### Aim of the exercise
Images are not part of the copy; write out the rest of the data exactly as given.

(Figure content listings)

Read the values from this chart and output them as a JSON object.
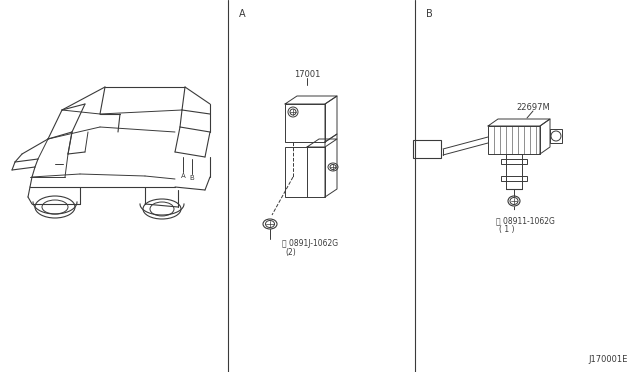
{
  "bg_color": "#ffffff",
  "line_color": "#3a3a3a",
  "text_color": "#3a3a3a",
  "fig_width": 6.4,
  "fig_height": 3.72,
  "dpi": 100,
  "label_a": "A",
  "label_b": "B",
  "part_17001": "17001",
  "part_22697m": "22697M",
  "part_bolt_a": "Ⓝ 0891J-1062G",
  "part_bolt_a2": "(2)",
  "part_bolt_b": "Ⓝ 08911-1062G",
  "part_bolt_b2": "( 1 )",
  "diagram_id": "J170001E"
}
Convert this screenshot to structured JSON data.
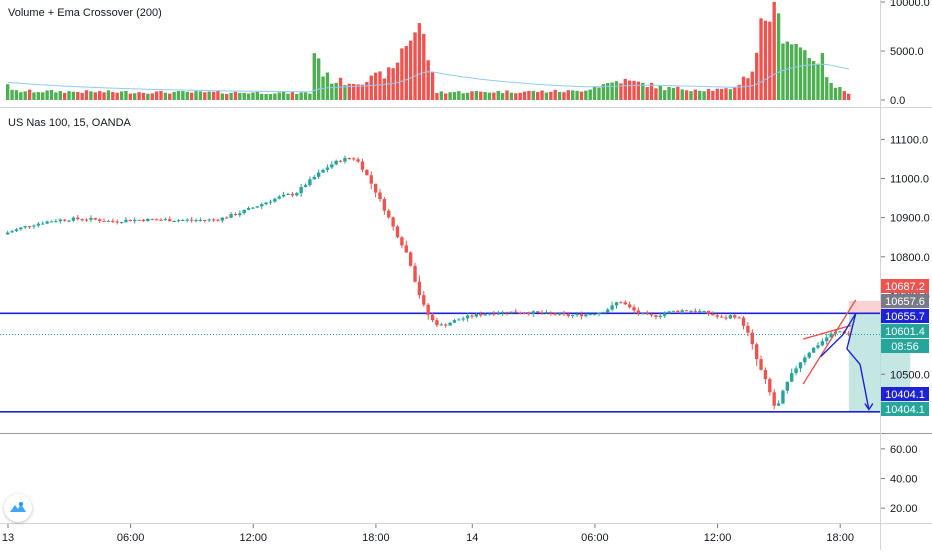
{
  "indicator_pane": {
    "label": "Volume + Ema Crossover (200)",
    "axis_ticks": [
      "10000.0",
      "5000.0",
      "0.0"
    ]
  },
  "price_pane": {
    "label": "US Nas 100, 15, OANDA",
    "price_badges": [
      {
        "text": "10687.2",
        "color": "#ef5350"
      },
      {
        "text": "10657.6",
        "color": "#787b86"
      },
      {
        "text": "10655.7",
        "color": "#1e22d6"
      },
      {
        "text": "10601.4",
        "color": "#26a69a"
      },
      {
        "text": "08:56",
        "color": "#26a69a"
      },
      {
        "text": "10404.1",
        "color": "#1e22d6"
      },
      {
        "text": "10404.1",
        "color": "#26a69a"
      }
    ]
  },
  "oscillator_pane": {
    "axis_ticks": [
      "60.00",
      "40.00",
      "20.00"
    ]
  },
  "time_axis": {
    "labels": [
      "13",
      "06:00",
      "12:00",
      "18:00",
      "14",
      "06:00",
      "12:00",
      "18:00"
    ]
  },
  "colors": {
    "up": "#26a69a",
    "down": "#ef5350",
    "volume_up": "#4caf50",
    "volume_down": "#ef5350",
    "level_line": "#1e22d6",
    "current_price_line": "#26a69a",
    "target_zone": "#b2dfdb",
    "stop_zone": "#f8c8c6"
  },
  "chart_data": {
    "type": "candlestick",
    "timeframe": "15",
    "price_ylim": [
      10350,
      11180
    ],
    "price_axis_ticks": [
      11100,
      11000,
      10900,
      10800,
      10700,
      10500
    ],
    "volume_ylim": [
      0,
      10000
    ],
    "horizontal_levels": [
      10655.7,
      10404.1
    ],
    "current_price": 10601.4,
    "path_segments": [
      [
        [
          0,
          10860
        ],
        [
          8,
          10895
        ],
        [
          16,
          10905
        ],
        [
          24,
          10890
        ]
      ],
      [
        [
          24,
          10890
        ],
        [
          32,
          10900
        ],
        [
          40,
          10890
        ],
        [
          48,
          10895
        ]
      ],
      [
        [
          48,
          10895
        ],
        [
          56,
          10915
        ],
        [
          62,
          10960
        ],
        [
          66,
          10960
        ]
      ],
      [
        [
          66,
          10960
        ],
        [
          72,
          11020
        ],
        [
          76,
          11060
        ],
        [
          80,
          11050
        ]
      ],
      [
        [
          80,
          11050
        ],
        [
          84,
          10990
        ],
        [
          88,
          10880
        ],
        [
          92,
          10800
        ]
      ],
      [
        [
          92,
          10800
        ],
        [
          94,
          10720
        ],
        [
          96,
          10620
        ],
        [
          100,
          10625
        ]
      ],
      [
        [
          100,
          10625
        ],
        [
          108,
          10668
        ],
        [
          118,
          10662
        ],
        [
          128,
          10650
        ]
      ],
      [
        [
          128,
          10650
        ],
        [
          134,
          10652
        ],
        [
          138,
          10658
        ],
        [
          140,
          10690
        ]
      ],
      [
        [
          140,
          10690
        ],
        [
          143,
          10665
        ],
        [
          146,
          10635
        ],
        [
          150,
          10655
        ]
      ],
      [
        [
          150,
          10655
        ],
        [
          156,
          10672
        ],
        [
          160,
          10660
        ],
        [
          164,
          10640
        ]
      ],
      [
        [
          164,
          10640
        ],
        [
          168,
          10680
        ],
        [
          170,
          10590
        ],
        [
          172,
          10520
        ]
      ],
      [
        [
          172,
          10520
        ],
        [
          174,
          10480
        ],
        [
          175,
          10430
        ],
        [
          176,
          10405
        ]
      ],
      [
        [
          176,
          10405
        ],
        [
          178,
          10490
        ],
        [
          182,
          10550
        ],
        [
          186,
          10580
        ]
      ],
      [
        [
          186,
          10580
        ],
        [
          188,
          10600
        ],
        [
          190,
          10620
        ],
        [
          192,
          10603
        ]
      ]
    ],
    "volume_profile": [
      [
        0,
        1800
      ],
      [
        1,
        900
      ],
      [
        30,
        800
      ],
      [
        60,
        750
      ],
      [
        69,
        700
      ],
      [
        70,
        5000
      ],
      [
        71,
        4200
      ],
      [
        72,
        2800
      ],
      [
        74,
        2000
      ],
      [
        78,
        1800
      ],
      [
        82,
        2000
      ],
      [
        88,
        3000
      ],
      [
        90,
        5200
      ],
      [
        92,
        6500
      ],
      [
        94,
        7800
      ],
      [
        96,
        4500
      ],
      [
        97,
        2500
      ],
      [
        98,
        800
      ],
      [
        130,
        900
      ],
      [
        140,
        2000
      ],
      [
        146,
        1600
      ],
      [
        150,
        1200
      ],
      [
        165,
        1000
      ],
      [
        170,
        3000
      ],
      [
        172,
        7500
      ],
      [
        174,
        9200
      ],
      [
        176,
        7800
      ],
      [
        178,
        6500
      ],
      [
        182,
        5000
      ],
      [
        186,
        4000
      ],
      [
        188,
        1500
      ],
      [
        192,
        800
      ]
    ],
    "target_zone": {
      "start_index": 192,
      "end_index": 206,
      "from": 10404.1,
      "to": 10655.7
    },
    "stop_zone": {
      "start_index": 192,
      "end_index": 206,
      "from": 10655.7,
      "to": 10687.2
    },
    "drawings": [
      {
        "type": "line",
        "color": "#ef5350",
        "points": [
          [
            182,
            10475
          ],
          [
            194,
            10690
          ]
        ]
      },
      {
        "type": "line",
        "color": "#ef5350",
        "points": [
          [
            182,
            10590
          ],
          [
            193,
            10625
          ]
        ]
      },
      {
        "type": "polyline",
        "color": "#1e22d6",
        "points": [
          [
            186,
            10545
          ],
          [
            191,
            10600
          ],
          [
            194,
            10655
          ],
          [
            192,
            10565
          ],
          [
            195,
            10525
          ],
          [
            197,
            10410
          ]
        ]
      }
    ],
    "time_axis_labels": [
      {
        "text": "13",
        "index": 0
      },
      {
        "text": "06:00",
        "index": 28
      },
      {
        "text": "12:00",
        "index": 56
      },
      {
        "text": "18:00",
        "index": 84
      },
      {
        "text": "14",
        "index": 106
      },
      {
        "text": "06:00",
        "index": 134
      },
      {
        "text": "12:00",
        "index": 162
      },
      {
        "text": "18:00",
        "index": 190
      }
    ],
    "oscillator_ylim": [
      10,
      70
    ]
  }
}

### Finished task
Read the values from this chart and output them as a JSON object.
{
  "bg_color": "#ffffff",
  "line_color": "#3a3a3a",
  "text_color": "#3a3a3a",
  "fig_width": 6.4,
  "fig_height": 3.72,
  "dpi": 100,
  "label_a": "A",
  "label_b": "B",
  "part_17001": "17001",
  "part_22697m": "22697M",
  "part_bolt_a": "Ⓝ 0891J-1062G",
  "part_bolt_a2": "(2)",
  "part_bolt_b": "Ⓝ 08911-1062G",
  "part_bolt_b2": "( 1 )",
  "diagram_id": "J170001E"
}
Convert this screenshot to structured JSON data.
{
  "indicator_pane": {
    "label": "Volume + Ema Crossover (200)",
    "axis_ticks": [
      "10000.0",
      "5000.0",
      "0.0"
    ]
  },
  "price_pane": {
    "label": "US Nas 100, 15, OANDA",
    "price_badges": [
      {
        "text": "10687.2",
        "color": "#ef5350"
      },
      {
        "text": "10657.6",
        "color": "#787b86"
      },
      {
        "text": "10655.7",
        "color": "#1e22d6"
      },
      {
        "text": "10601.4",
        "color": "#26a69a"
      },
      {
        "text": "08:56",
        "color": "#26a69a"
      },
      {
        "text": "10404.1",
        "color": "#1e22d6"
      },
      {
        "text": "10404.1",
        "color": "#26a69a"
      }
    ]
  },
  "oscillator_pane": {
    "axis_ticks": [
      "60.00",
      "40.00",
      "20.00"
    ]
  },
  "time_axis": {
    "labels": [
      "13",
      "06:00",
      "12:00",
      "18:00",
      "14",
      "06:00",
      "12:00",
      "18:00"
    ]
  },
  "colors": {
    "up": "#26a69a",
    "down": "#ef5350",
    "volume_up": "#4caf50",
    "volume_down": "#ef5350",
    "level_line": "#1e22d6",
    "current_price_line": "#26a69a",
    "target_zone": "#b2dfdb",
    "stop_zone": "#f8c8c6"
  },
  "chart_data": {
    "type": "candlestick",
    "timeframe": "15",
    "price_ylim": [
      10350,
      11180
    ],
    "price_axis_ticks": [
      11100,
      11000,
      10900,
      10800,
      10700,
      10500
    ],
    "volume_ylim": [
      0,
      10000
    ],
    "horizontal_levels": [
      10655.7,
      10404.1
    ],
    "current_price": 10601.4,
    "path_segments": [
      [
        [
          0,
          10860
        ],
        [
          8,
          10895
        ],
        [
          16,
          10905
        ],
        [
          24,
          10890
        ]
      ],
      [
        [
          24,
          10890
        ],
        [
          32,
          10900
        ],
        [
          40,
          10890
        ],
        [
          48,
          10895
        ]
      ],
      [
        [
          48,
          10895
        ],
        [
          56,
          10915
        ],
        [
          62,
          10960
        ],
        [
          66,
          10960
        ]
      ],
      [
        [
          66,
          10960
        ],
        [
          72,
          11020
        ],
        [
          76,
          11060
        ],
        [
          80,
          11050
        ]
      ],
      [
        [
          80,
          11050
        ],
        [
          84,
          10990
        ],
        [
          88,
          10880
        ],
        [
          92,
          10800
        ]
      ],
      [
        [
          92,
          10800
        ],
        [
          94,
          10720
        ],
        [
          96,
          10620
        ],
        [
          100,
          10625
        ]
      ],
      [
        [
          100,
          10625
        ],
        [
          108,
          10668
        ],
        [
          118,
          10662
        ],
        [
          128,
          10650
        ]
      ],
      [
        [
          128,
          10650
        ],
        [
          134,
          10652
        ],
        [
          138,
          10658
        ],
        [
          140,
          10690
        ]
      ],
      [
        [
          140,
          10690
        ],
        [
          143,
          10665
        ],
        [
          146,
          10635
        ],
        [
          150,
          10655
        ]
      ],
      [
        [
          150,
          10655
        ],
        [
          156,
          10672
        ],
        [
          160,
          10660
        ],
        [
          164,
          10640
        ]
      ],
      [
        [
          164,
          10640
        ],
        [
          168,
          10680
        ],
        [
          170,
          10590
        ],
        [
          172,
          10520
        ]
      ],
      [
        [
          172,
          10520
        ],
        [
          174,
          10480
        ],
        [
          175,
          10430
        ],
        [
          176,
          10405
        ]
      ],
      [
        [
          176,
          10405
        ],
        [
          178,
          10490
        ],
        [
          182,
          10550
        ],
        [
          186,
          10580
        ]
      ],
      [
        [
          186,
          10580
        ],
        [
          188,
          10600
        ],
        [
          190,
          10620
        ],
        [
          192,
          10603
        ]
      ]
    ],
    "volume_profile": [
      [
        0,
        1800
      ],
      [
        1,
        900
      ],
      [
        30,
        800
      ],
      [
        60,
        750
      ],
      [
        69,
        700
      ],
      [
        70,
        5000
      ],
      [
        71,
        4200
      ],
      [
        72,
        2800
      ],
      [
        74,
        2000
      ],
      [
        78,
        1800
      ],
      [
        82,
        2000
      ],
      [
        88,
        3000
      ],
      [
        90,
        5200
      ],
      [
        92,
        6500
      ],
      [
        94,
        7800
      ],
      [
        96,
        4500
      ],
      [
        97,
        2500
      ],
      [
        98,
        800
      ],
      [
        130,
        900
      ],
      [
        140,
        2000
      ],
      [
        146,
        1600
      ],
      [
        150,
        1200
      ],
      [
        165,
        1000
      ],
      [
        170,
        3000
      ],
      [
        172,
        7500
      ],
      [
        174,
        9200
      ],
      [
        176,
        7800
      ],
      [
        178,
        6500
      ],
      [
        182,
        5000
      ],
      [
        186,
        4000
      ],
      [
        188,
        1500
      ],
      [
        192,
        800
      ]
    ],
    "target_zone": {
      "start_index": 192,
      "end_index": 206,
      "from": 10404.1,
      "to": 10655.7
    },
    "stop_zone": {
      "start_index": 192,
      "end_index": 206,
      "from": 10655.7,
      "to": 10687.2
    },
    "drawings": [
      {
        "type": "line",
        "color": "#ef5350",
        "points": [
          [
            182,
            10475
          ],
          [
            194,
            10690
          ]
        ]
      },
      {
        "type": "line",
        "color": "#ef5350",
        "points": [
          [
            182,
            10590
          ],
          [
            193,
            10625
          ]
        ]
      },
      {
        "type": "polyline",
        "color": "#1e22d6",
        "points": [
          [
            186,
            10545
          ],
          [
            191,
            10600
          ],
          [
            194,
            10655
          ],
          [
            192,
            10565
          ],
          [
            195,
            10525
          ],
          [
            197,
            10410
          ]
        ]
      }
    ],
    "time_axis_labels": [
      {
        "text": "13",
        "index": 0
      },
      {
        "text": "06:00",
        "index": 28
      },
      {
        "text": "12:00",
        "index": 56
      },
      {
        "text": "18:00",
        "index": 84
      },
      {
        "text": "14",
        "index": 106
      },
      {
        "text": "06:00",
        "index": 134
      },
      {
        "text": "12:00",
        "index": 162
      },
      {
        "text": "18:00",
        "index": 190
      }
    ],
    "oscillator_ylim": [
      10,
      70
    ]
  }
}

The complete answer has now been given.